• [Passage provided]:
····················

Can HBO’s Game of Thrones Spinoff Live Up to the Hype?
House of the Dragon will appear in a very different entertainment landscape than the one that existed when Game of Thrones premiered.
Game of Thrones went off the air on HBO three years ago, but the world of Westeros will return this year with the arrival of House of the Dragon, the first Game of Thrones spinoff.
The new show, set a few centuries before the events of Game of Thrones, follows the rise of House Targaryen, one of the dynasties from the original series. The showrunners are Ryan Condal and Miguel Sapochnik. And while book author George R.R. Martin is involved with the show, original showrunners D.B. Weiss and David Benioff are not. The series will arrive on HBO and HBO Max on August 21.
While a teaser trailer was released last fall, a new one has arrived with more footage.
Lasting a little under two minutes, the teaser looks much like Game of Thrones. There are battles, castles, dragons, and people plotting for the throne, all of which were features of the original show.
“History does not remember blood, it remembers names,” a character says in the teaser. And indeed, the teaser includes several familiar surnames from the series, including Targaryen and Baratheon.
When it arrives, House of the Dragon will appear in a very different entertainment landscape than the one that existed when Game of Thrones premiered back in 2012. Back then, HBO’s model was all about driving subscriptions to its cable channel while also gaining some revenue from sales of DVDs and Blu-rays.

····················

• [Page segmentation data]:
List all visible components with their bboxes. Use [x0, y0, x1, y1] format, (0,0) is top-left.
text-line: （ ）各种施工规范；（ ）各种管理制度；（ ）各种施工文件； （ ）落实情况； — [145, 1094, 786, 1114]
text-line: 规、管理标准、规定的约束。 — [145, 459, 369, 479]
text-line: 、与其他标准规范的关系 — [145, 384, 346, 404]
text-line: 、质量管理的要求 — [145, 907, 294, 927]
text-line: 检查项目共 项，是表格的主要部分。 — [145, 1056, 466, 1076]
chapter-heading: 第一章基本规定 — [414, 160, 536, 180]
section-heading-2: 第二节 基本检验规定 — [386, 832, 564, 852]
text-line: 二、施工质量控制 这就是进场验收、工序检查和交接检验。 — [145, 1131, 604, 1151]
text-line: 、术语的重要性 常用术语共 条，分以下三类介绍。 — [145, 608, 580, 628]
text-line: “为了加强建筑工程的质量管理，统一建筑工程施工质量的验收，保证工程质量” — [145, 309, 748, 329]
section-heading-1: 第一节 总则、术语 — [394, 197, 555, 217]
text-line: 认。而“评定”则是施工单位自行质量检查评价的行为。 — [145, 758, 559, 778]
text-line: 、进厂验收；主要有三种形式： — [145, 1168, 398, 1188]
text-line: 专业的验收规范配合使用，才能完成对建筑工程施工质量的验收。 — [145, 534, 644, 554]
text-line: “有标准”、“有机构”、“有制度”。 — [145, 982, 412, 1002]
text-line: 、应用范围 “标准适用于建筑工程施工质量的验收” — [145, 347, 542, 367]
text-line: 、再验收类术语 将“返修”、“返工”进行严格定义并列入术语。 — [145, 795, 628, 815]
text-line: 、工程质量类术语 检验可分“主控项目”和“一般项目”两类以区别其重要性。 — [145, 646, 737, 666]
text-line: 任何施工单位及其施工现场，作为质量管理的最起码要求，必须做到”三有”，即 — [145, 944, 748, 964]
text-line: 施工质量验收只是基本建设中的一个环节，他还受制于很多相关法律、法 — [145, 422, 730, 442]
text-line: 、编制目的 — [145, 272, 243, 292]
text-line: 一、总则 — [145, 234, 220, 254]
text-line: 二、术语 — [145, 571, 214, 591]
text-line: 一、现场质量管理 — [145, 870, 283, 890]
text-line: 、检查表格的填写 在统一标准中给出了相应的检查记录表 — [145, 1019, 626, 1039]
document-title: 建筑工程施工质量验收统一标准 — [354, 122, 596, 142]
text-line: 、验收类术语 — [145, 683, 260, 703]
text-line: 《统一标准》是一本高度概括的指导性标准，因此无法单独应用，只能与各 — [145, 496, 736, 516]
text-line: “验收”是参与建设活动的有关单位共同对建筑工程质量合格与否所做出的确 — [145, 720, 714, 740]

····················

• [Task instructions]:
1. According to the article on the Game of Thrones spinoff, who are the showrunners of House of the Dragon?
2. Write the next part of the article on the Game of Thrones spinoff, picking up after its final sentence.

• [Answers for the tasks]:
1. Ryan Condal and Miguel Sapochnik.

2.
Over the course of the show’s seven-year run, things slowly changed, with streaming quickly emerging and some fans demanding the ability to pay for a streaming subscription to the channel. That eventually happened with the launch of HBO Now in 2015, which was eventually expanded to HBO Max. Notably, Game of Thrones was the most frequently pirated show on television for most of its run.
In addition, HBO’s parent company, formerly Time Warner, then WarnerMedia, and now Warner Brothers Discovery, has been sold twice since the heyday of Game of Thrones.
And there’s also much more competition, both broadly and in the specific fantasy genre. An Amazon Prime adaption of Lord of the Rings—The Lord of the Rings: The Rings of Power—is scheduled to debut on September 2, just two weeks after House of the Dragon.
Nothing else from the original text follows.